>> Start

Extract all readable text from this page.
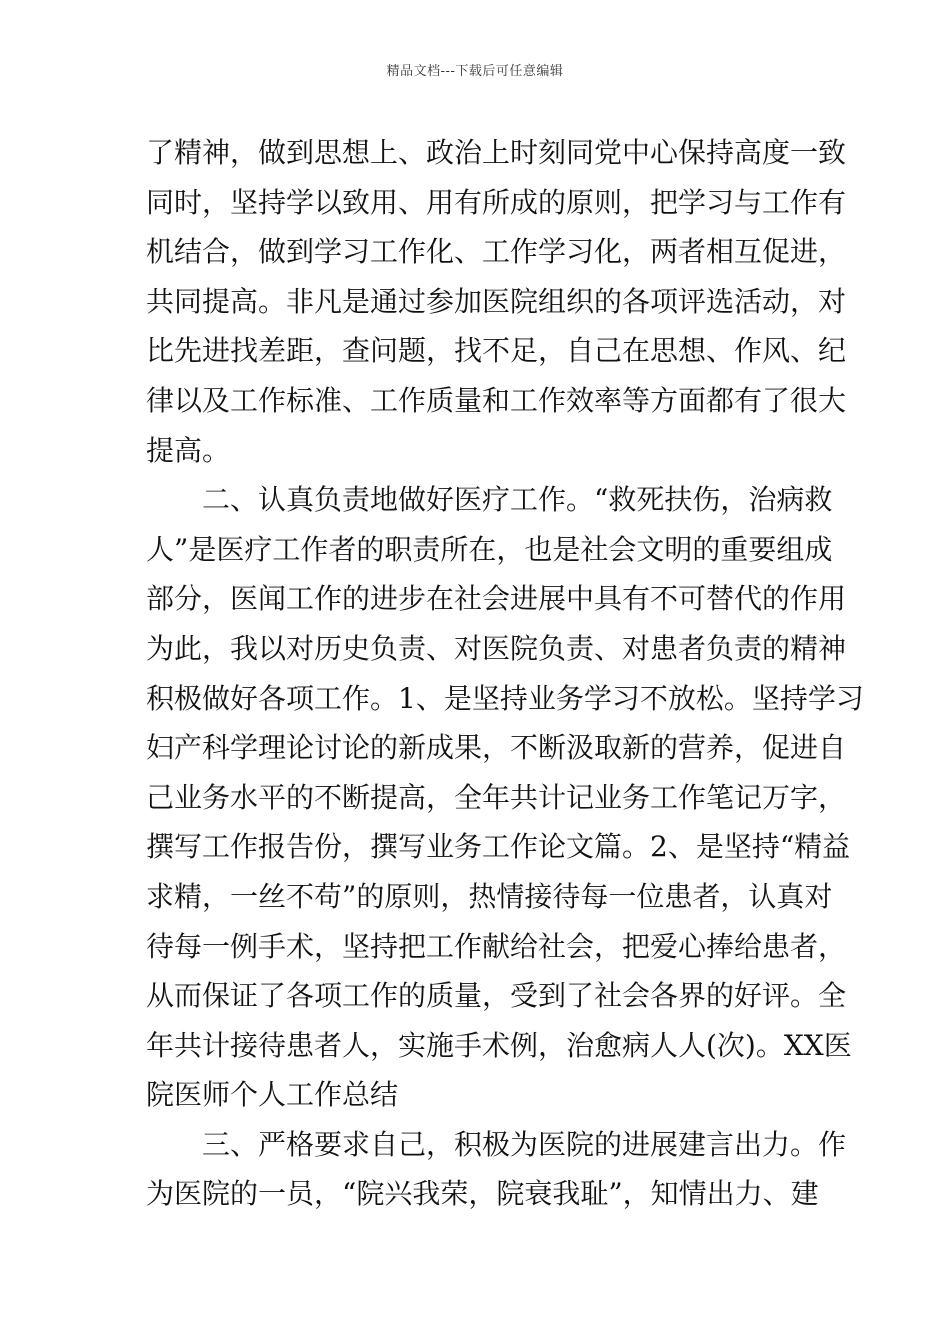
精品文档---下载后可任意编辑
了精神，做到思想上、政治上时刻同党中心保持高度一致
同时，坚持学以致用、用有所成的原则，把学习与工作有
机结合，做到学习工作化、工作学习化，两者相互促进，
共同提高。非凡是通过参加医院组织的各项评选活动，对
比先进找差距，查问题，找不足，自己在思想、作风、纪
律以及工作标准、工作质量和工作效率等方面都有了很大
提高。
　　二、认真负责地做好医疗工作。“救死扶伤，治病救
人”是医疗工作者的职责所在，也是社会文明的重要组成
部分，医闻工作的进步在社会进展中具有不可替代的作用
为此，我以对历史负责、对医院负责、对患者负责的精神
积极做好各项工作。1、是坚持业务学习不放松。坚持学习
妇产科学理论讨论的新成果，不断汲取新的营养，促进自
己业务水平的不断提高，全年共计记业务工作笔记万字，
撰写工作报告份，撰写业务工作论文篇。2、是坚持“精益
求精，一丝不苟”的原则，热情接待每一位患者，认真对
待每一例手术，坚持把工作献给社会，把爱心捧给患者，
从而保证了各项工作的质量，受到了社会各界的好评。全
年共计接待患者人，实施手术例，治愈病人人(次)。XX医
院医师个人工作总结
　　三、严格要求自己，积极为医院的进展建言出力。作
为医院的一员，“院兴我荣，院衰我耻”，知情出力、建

>> End

STATED GOAL:
Every entry above needs to be retyped exactly; drop the pictures.

EXPECTED OUTPUT:
Extract all readable text from this page.
精品文档---下载后可任意编辑
了精神，做到思想上、政治上时刻同党中心保持高度一致
同时，坚持学以致用、用有所成的原则，把学习与工作有
机结合，做到学习工作化、工作学习化，两者相互促进，
共同提高。非凡是通过参加医院组织的各项评选活动，对
比先进找差距，查问题，找不足，自己在思想、作风、纪
律以及工作标准、工作质量和工作效率等方面都有了很大
提高。
　　二、认真负责地做好医疗工作。“救死扶伤，治病救
人”是医疗工作者的职责所在，也是社会文明的重要组成
部分，医闻工作的进步在社会进展中具有不可替代的作用
为此，我以对历史负责、对医院负责、对患者负责的精神
积极做好各项工作。1、是坚持业务学习不放松。坚持学习
妇产科学理论讨论的新成果，不断汲取新的营养，促进自
己业务水平的不断提高，全年共计记业务工作笔记万字，
撰写工作报告份，撰写业务工作论文篇。2、是坚持“精益
求精，一丝不苟”的原则，热情接待每一位患者，认真对
待每一例手术，坚持把工作献给社会，把爱心捧给患者，
从而保证了各项工作的质量，受到了社会各界的好评。全
年共计接待患者人，实施手术例，治愈病人人(次)。XX医
院医师个人工作总结
　　三、严格要求自己，积极为医院的进展建言出力。作
为医院的一员，“院兴我荣，院衰我耻”，知情出力、建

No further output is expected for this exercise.